=== WHAT TO PRODUCE ===
I would like you to return all of the records exactly as they stand.

=== INPUT MATERIAL ===
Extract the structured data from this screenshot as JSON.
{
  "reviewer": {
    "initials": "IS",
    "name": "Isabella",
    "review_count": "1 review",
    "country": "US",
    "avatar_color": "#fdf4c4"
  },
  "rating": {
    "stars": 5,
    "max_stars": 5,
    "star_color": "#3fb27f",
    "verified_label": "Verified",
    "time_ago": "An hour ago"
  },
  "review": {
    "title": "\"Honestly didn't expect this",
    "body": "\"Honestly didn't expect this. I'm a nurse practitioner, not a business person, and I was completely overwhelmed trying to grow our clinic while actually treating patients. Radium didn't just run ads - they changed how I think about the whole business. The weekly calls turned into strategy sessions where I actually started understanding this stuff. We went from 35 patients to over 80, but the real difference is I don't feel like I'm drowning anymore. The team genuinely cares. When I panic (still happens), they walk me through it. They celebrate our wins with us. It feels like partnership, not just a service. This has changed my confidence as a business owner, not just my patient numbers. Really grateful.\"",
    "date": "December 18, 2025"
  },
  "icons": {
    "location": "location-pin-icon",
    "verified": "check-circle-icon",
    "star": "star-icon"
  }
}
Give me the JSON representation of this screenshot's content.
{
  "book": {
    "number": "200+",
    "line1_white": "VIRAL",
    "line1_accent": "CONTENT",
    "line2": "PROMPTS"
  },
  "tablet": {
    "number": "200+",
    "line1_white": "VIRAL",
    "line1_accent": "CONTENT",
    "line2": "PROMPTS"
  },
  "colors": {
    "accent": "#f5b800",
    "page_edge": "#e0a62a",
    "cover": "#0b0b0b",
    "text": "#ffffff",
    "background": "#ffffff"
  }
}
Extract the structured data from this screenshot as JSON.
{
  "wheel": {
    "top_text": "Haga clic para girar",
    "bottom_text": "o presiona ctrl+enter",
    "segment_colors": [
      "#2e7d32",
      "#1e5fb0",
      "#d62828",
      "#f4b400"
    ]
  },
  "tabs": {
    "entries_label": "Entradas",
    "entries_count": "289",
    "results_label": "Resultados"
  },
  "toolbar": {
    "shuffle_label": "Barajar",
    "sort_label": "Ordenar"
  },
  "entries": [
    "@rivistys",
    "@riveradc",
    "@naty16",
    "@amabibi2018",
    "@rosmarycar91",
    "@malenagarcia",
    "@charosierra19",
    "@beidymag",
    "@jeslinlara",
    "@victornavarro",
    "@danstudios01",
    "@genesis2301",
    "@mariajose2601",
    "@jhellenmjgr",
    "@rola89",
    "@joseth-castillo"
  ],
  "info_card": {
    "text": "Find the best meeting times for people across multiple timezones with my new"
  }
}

=== ANSWER AREA ===
Extract the structured data from this screenshot as JSON.
{
  "reviewer": {
    "initials": "IS",
    "name": "Isabella",
    "review_count": "1 review",
    "country": "US",
    "avatar_color": "#fdf4c4"
  },
  "rating": {
    "stars": 5,
    "max_stars": 5,
    "star_color": "#3fb27f",
    "verified_label": "Verified",
    "time_ago": "An hour ago"
  },
  "review": {
    "title": "\"Honestly didn't expect this",
    "body": "\"Honestly didn't expect this. I'm a nurse practitioner, not a business person, and I was completely overwhelmed trying to grow our clinic while actually treating patients. Radium didn't just run ads - they changed how I think about the whole business. The weekly calls turned into strategy sessions where I actually started understanding this stuff. We went from 35 patients to over 80, but the real difference is I don't feel like I'm drowning anymore. The team genuinely cares. When I panic (still happens), they walk me through it. They celebrate our wins with us. It feels like partnership, not just a service. This has changed my confidence as a business owner, not just my patient numbers. Really grateful.\"",
    "date": "December 18, 2025"
  },
  "icons": {
    "location": "location-pin-icon",
    "verified": "check-circle-icon",
    "star": "star-icon"
  }
}
Give me the JSON representation of this screenshot's content.
{
  "book": {
    "number": "200+",
    "line1_white": "VIRAL",
    "line1_accent": "CONTENT",
    "line2": "PROMPTS"
  },
  "tablet": {
    "number": "200+",
    "line1_white": "VIRAL",
    "line1_accent": "CONTENT",
    "line2": "PROMPTS"
  },
  "colors": {
    "accent": "#f5b800",
    "page_edge": "#e0a62a",
    "cover": "#0b0b0b",
    "text": "#ffffff",
    "background": "#ffffff"
  }
}
Extract the structured data from this screenshot as JSON.
{
  "wheel": {
    "top_text": "Haga clic para girar",
    "bottom_text": "o presiona ctrl+enter",
    "segment_colors": [
      "#2e7d32",
      "#1e5fb0",
      "#d62828",
      "#f4b400"
    ]
  },
  "tabs": {
    "entries_label": "Entradas",
    "entries_count": "289",
    "results_label": "Resultados"
  },
  "toolbar": {
    "shuffle_label": "Barajar",
    "sort_label": "Ordenar"
  },
  "entries": [
    "@rivistys",
    "@riveradc",
    "@naty16",
    "@amabibi2018",
    "@rosmarycar91",
    "@malenagarcia",
    "@charosierra19",
    "@beidymag",
    "@jeslinlara",
    "@victornavarro",
    "@danstudios01",
    "@genesis2301",
    "@mariajose2601",
    "@jhellenmjgr",
    "@rola89",
    "@joseth-castillo"
  ],
  "info_card": {
    "text": "Find the best meeting times for people across multiple timezones with my new"
  }
}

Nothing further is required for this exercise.